» STATED PROBLEM
Extract the text of every entry below exactly; leave images out.

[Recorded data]
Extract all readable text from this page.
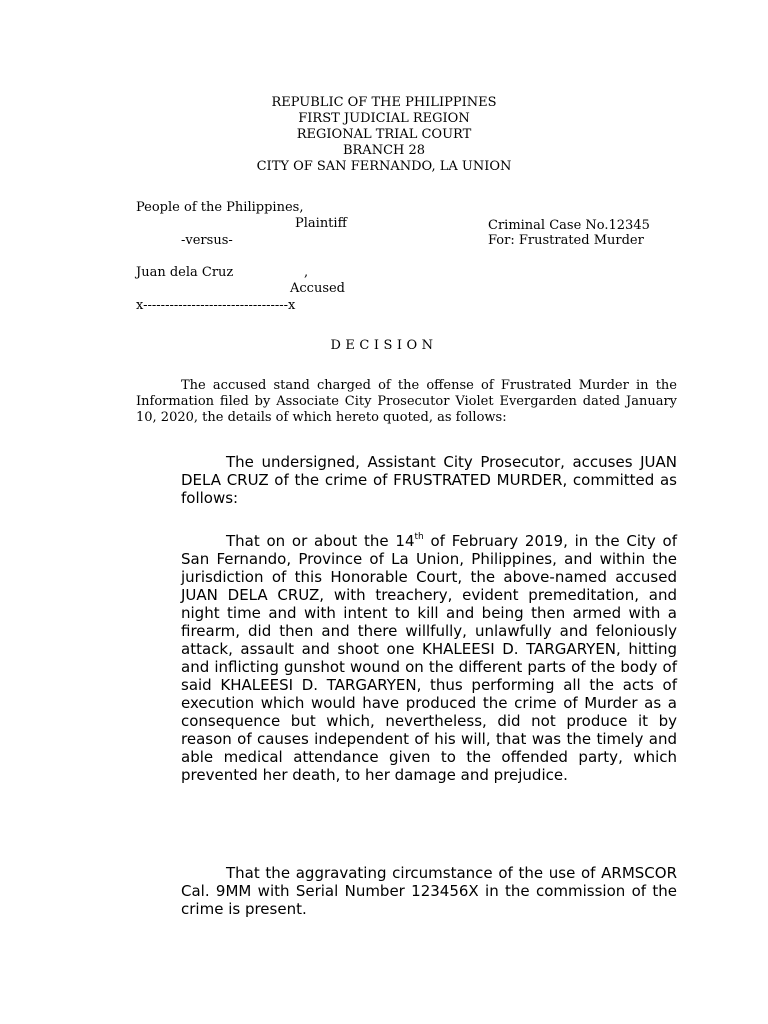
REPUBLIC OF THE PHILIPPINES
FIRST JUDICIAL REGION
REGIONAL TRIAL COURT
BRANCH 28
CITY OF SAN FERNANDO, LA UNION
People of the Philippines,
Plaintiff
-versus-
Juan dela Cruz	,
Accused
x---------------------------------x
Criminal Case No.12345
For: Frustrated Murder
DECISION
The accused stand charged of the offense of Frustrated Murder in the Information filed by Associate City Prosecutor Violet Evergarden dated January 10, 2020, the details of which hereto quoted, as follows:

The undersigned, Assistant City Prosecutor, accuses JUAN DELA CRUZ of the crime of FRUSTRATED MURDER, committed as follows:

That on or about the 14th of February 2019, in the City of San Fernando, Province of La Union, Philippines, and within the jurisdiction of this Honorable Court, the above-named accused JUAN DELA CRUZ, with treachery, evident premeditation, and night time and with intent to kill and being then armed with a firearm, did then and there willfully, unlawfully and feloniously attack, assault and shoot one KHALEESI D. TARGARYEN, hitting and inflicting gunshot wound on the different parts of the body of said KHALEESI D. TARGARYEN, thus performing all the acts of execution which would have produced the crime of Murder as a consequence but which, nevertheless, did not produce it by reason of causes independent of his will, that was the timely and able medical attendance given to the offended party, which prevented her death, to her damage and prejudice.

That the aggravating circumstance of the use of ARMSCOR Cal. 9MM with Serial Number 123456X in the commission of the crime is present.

» ANSWER TO THE TASK
Extract all readable text from this page.
REPUBLIC OF THE PHILIPPINES
FIRST JUDICIAL REGION
REGIONAL TRIAL COURT
BRANCH 28
CITY OF SAN FERNANDO, LA UNION
People of the Philippines,
Plaintiff
-versus-
Juan dela Cruz	,
Accused
x---------------------------------x
Criminal Case No.12345
For: Frustrated Murder
DECISION
The accused stand charged of the offense of Frustrated Murder in the Information filed by Associate City Prosecutor Violet Evergarden dated January 10, 2020, the details of which hereto quoted, as follows:

The undersigned, Assistant City Prosecutor, accuses JUAN DELA CRUZ of the crime of FRUSTRATED MURDER, committed as follows:

That on or about the 14th of February 2019, in the City of San Fernando, Province of La Union, Philippines, and within the jurisdiction of this Honorable Court, the above-named accused JUAN DELA CRUZ, with treachery, evident premeditation, and night time and with intent to kill and being then armed with a firearm, did then and there willfully, unlawfully and feloniously attack, assault and shoot one KHALEESI D. TARGARYEN, hitting and inflicting gunshot wound on the different parts of the body of said KHALEESI D. TARGARYEN, thus performing all the acts of execution which would have produced the crime of Murder as a consequence but which, nevertheless, did not produce it by reason of causes independent of his will, that was the timely and able medical attendance given to the offended party, which prevented her death, to her damage and prejudice.

That the aggravating circumstance of the use of ARMSCOR Cal. 9MM with Serial Number 123456X in the commission of the crime is present.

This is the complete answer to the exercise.